_What is required_. Please convert the part of the listing below that opens with the line containing "Patent image size: (1020, 627)." and closes with the line containing "The connection portion 92 is at (455, 432)." into a Markdown table with the columns "Row" and "Entry", numbering each line and skipping blank lines. Include only those lines.
--- Given data ---
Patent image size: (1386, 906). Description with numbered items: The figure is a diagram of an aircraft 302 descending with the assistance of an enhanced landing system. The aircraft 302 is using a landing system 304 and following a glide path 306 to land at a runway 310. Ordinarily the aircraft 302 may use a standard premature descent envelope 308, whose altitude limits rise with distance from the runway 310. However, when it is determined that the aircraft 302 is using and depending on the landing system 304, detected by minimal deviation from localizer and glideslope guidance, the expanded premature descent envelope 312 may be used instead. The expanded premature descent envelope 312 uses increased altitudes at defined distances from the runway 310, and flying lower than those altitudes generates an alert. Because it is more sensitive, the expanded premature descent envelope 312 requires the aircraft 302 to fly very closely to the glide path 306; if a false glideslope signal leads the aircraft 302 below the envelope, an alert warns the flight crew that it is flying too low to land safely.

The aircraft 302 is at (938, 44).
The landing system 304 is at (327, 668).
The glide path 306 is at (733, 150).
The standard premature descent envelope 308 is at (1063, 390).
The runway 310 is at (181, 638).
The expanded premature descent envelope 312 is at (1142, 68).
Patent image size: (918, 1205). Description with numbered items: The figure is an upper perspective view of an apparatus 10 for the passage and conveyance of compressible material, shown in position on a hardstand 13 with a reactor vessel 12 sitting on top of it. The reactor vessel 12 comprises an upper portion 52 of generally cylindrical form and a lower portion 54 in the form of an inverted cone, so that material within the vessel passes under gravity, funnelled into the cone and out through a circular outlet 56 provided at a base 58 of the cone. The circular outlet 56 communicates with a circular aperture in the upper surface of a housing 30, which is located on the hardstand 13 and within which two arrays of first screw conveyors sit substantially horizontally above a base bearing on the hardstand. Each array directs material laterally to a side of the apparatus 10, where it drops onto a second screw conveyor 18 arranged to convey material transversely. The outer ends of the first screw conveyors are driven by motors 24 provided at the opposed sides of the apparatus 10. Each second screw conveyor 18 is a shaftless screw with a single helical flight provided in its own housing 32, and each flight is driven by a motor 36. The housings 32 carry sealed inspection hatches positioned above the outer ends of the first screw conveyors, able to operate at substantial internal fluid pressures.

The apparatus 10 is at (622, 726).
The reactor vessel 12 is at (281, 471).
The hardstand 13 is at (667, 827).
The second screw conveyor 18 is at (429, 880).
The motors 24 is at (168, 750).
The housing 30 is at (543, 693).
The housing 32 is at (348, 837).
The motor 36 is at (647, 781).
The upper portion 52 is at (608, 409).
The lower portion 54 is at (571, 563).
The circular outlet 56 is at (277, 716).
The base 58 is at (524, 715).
---
--- Given data ---
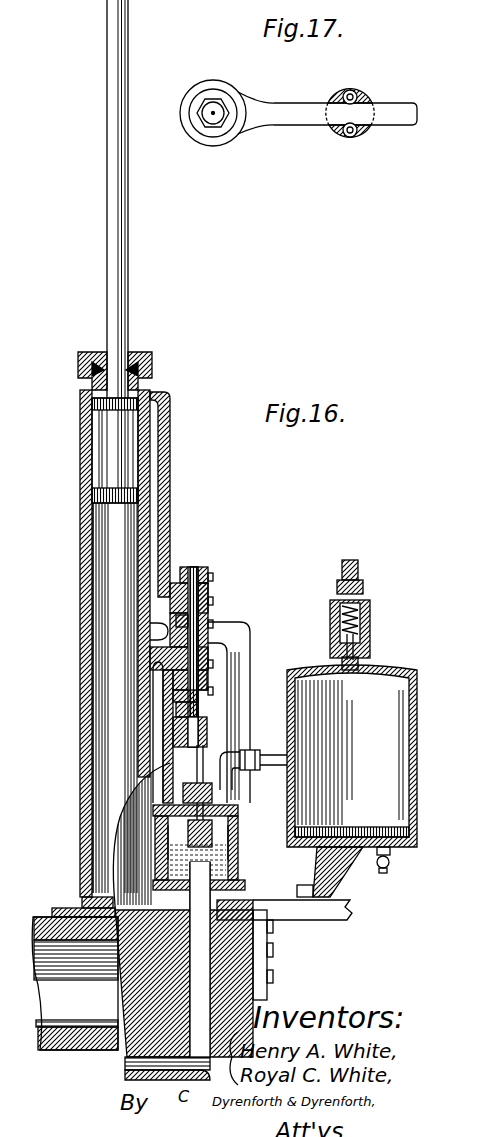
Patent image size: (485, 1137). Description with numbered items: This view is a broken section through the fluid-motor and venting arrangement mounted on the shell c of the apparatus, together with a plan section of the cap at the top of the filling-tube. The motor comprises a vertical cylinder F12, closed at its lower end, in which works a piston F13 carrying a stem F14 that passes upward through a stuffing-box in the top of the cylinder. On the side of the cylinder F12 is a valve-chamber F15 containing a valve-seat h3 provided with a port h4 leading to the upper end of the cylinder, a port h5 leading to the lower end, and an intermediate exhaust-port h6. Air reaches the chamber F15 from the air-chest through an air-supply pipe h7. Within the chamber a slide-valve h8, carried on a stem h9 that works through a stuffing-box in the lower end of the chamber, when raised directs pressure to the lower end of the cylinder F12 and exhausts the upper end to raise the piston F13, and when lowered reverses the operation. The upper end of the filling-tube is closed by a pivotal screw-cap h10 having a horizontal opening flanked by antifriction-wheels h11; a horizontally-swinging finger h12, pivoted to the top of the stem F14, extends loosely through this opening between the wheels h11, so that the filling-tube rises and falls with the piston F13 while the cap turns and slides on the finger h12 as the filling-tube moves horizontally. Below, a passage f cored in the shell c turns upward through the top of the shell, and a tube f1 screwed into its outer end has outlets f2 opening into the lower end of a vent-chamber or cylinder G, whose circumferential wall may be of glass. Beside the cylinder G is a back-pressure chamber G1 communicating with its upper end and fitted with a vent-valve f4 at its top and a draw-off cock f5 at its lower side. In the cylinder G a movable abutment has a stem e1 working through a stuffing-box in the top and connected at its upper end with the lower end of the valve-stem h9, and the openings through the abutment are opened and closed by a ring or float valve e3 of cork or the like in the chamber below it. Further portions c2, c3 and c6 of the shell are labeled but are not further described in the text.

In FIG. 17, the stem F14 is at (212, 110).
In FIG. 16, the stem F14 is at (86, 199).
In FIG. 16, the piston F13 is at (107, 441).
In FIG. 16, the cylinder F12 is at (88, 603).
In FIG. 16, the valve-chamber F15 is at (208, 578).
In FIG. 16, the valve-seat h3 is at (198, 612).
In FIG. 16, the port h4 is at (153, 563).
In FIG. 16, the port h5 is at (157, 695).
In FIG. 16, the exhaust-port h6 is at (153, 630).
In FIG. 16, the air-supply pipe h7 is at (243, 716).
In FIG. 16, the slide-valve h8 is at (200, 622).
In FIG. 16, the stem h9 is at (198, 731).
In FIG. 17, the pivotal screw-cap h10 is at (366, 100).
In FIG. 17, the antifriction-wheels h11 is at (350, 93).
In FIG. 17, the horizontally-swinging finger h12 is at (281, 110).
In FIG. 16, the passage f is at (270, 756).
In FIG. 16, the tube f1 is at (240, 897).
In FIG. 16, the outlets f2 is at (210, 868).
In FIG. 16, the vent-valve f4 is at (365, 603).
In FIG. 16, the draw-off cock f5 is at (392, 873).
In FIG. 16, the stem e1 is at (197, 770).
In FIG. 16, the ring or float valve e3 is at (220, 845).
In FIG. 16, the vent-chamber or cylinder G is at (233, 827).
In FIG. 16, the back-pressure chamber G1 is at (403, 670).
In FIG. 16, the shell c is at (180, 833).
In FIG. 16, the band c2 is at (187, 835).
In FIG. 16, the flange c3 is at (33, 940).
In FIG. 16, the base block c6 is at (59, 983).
---
--- Given data ---
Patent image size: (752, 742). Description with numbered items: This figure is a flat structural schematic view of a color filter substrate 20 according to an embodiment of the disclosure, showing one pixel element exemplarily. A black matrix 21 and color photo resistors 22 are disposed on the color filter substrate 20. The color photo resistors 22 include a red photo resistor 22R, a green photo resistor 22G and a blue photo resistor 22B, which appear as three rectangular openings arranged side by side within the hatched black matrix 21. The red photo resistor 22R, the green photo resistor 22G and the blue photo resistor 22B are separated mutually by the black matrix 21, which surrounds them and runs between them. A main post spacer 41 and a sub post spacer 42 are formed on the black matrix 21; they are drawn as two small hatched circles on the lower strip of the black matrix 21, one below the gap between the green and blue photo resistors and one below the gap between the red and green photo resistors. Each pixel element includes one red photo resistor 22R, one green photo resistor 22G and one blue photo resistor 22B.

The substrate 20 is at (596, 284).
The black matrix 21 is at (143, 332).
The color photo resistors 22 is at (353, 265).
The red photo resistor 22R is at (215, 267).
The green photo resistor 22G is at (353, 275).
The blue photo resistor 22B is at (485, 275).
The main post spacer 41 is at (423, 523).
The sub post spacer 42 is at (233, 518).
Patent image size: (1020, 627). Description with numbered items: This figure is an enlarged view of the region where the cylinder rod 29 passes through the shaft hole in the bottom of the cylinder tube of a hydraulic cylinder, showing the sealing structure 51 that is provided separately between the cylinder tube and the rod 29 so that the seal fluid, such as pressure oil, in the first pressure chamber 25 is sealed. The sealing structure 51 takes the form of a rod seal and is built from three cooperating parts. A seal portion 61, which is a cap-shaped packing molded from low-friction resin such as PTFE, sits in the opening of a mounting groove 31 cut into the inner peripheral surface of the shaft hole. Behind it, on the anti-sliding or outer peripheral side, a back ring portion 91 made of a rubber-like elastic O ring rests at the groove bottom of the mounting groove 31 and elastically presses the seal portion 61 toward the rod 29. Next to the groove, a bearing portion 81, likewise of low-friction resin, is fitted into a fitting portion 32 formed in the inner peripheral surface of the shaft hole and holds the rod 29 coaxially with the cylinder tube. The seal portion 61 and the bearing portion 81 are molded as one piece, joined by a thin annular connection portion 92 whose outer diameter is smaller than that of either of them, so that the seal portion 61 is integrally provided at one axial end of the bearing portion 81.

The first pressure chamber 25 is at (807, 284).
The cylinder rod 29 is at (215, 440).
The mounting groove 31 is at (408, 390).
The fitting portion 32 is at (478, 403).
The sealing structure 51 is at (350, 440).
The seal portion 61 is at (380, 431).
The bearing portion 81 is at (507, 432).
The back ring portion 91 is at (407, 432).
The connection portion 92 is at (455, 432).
---
_Written solution_.
| Row | Entry |
|---|---|
| 1 | Patent image size: (1020, 627). Description with numbered items: This figure is an enlarged view of the region where the cylinder rod 29 passes through the shaft hole in the bottom of the cylinder tube of a hydraulic cylinder, showing the sealing structure 51 that is provided separately between the cylinder tube and the rod 29 so that the seal fluid, such as pressure oil, in the first pressure chamber 25 is sealed. The sealing structure 51 takes the form of a rod seal and is built from three cooperating parts. A seal portion 61, which is a cap-shaped packing molded from low-friction resin such as PTFE, sits in the opening of a mounting groove 31 cut into the inner peripheral surface of the shaft hole. Behind it, on the anti-sliding or outer peripheral side, a back ring portion 91 made of a rubber-like elastic O ring rests at the groove bottom of the mounting groove 31 and elastically presses the seal portion 61 toward the rod 29. Next to the groove, a bearing portion 81, likewise of low-friction resin, is fitted into a fitting portion 32 formed in the inner peripheral surface of the shaft hole and holds the rod 29 coaxially with the cylinder tube. The seal portion 61 and the bearing portion 81 are molded as one piece, joined by a thin annular connection portion 92 whose outer diameter is smaller than that of either of them, so that the seal portion 61 is integrally provided at one axial end of the bearing portion 81. |
| 2 | The first pressure chamber 25 is at (807, 284). |
| 3 | The cylinder rod 29 is at (215, 440). |
| 4 | The mounting groove 31 is at (408, 390). |
| 5 | The fitting portion 32 is at (478, 403). |
| 6 | The sealing structure 51 is at (350, 440). |
| 7 | The seal portion 61 is at (380, 431). |
| 8 | The bearing portion 81 is at (507, 432). |
| 9 | The back ring portion 91 is at (407, 432). |
| 10 | The connection portion 92 is at (455, 432). |